Excerpted data =
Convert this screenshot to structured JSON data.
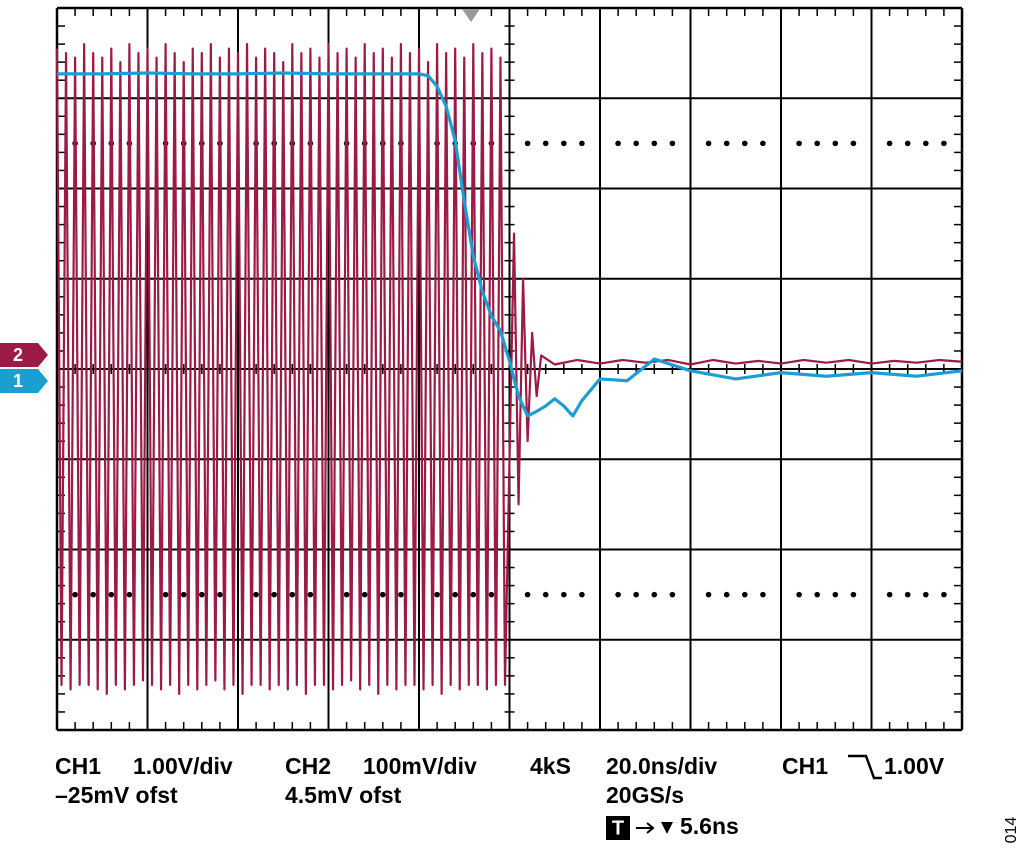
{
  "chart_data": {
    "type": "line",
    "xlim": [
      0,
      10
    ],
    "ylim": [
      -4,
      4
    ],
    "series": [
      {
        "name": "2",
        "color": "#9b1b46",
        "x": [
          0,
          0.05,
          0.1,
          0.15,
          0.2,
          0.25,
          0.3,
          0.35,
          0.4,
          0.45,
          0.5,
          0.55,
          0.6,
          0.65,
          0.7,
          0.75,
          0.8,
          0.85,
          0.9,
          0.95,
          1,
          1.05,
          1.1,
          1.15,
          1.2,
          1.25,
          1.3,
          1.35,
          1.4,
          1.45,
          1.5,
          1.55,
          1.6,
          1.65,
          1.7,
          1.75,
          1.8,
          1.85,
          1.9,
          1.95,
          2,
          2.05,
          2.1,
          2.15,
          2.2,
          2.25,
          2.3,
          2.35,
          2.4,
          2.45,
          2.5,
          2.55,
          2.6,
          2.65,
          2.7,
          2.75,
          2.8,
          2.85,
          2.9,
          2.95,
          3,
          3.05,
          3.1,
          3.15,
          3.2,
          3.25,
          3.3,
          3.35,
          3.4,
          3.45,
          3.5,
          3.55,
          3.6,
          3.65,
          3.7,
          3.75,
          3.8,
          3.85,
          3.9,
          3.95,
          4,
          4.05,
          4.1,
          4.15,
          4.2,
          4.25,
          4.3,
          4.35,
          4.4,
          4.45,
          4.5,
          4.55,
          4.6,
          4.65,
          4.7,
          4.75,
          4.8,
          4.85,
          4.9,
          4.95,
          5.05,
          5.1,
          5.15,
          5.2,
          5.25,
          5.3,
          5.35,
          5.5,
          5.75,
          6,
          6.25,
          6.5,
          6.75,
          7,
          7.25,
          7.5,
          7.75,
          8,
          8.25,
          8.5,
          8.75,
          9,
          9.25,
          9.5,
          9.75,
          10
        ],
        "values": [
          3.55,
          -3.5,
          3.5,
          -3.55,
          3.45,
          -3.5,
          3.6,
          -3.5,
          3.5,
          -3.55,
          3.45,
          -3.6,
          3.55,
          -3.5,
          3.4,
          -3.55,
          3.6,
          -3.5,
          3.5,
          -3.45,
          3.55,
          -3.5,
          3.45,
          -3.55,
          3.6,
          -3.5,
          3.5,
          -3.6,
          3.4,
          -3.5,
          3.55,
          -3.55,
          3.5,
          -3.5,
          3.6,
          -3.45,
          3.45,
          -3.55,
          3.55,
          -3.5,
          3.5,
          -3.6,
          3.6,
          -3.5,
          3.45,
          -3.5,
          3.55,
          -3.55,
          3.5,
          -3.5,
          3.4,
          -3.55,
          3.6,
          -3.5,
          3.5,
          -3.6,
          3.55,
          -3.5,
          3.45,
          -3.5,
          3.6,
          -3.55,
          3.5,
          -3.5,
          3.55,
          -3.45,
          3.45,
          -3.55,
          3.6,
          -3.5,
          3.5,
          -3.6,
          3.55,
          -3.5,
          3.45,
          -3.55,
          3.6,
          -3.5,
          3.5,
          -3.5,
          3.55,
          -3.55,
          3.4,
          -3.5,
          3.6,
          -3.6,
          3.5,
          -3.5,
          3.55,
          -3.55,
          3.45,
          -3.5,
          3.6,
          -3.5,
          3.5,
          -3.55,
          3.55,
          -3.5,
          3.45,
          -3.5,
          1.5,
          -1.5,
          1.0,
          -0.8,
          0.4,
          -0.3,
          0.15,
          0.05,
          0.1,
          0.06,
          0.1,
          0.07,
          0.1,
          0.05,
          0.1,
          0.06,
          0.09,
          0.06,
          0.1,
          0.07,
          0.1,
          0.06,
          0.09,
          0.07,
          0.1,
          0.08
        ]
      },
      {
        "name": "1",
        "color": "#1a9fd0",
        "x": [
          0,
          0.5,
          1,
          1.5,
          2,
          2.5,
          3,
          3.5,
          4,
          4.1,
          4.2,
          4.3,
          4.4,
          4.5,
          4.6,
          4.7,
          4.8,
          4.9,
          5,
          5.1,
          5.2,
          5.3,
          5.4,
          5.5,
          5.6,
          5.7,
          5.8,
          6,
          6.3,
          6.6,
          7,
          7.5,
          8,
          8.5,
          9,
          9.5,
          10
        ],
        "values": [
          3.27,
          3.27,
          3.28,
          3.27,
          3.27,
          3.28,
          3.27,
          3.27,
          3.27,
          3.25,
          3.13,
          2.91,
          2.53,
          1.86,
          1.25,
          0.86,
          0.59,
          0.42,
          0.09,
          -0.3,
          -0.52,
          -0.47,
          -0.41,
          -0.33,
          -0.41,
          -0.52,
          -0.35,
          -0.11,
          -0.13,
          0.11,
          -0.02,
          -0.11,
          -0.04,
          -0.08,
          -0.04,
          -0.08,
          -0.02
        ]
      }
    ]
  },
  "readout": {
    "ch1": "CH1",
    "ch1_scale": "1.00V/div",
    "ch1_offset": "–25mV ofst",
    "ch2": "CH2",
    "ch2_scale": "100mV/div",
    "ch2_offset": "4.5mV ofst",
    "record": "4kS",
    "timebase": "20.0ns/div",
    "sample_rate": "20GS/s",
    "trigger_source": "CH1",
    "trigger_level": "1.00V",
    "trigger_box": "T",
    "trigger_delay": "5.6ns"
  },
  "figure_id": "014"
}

* * *

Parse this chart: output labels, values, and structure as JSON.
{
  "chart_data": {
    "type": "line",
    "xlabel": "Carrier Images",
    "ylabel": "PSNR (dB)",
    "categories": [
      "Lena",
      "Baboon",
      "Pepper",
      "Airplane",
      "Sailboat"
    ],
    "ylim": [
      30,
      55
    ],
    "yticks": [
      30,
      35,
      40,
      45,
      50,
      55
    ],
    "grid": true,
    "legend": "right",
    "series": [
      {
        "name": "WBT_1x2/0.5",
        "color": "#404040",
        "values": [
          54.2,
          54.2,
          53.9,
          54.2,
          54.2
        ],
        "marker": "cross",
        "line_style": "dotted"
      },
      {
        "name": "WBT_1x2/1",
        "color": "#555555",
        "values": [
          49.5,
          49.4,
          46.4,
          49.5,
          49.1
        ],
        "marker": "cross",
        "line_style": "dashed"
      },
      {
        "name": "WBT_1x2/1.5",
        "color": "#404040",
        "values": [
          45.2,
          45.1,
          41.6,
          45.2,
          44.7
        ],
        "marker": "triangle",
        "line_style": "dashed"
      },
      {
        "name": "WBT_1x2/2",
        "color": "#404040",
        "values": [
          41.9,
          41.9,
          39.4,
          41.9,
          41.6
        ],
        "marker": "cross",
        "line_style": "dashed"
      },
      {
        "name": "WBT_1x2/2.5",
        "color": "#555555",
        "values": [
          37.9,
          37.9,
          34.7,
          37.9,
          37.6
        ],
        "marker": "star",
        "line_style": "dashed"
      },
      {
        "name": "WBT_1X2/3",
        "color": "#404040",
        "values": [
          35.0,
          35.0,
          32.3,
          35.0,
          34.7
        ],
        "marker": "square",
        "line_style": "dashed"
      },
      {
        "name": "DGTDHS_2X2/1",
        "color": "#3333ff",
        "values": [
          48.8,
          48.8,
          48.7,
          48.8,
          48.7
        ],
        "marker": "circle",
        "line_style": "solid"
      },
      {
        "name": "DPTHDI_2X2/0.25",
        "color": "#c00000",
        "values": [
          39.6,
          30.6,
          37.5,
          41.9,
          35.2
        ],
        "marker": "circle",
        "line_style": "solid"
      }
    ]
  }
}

Directions for this task =
Return each line in the records that holds the string "ofst".

The result =
    "ch1_offset": "–25mV ofst",
    "ch2_offset": "4.5mV ofst",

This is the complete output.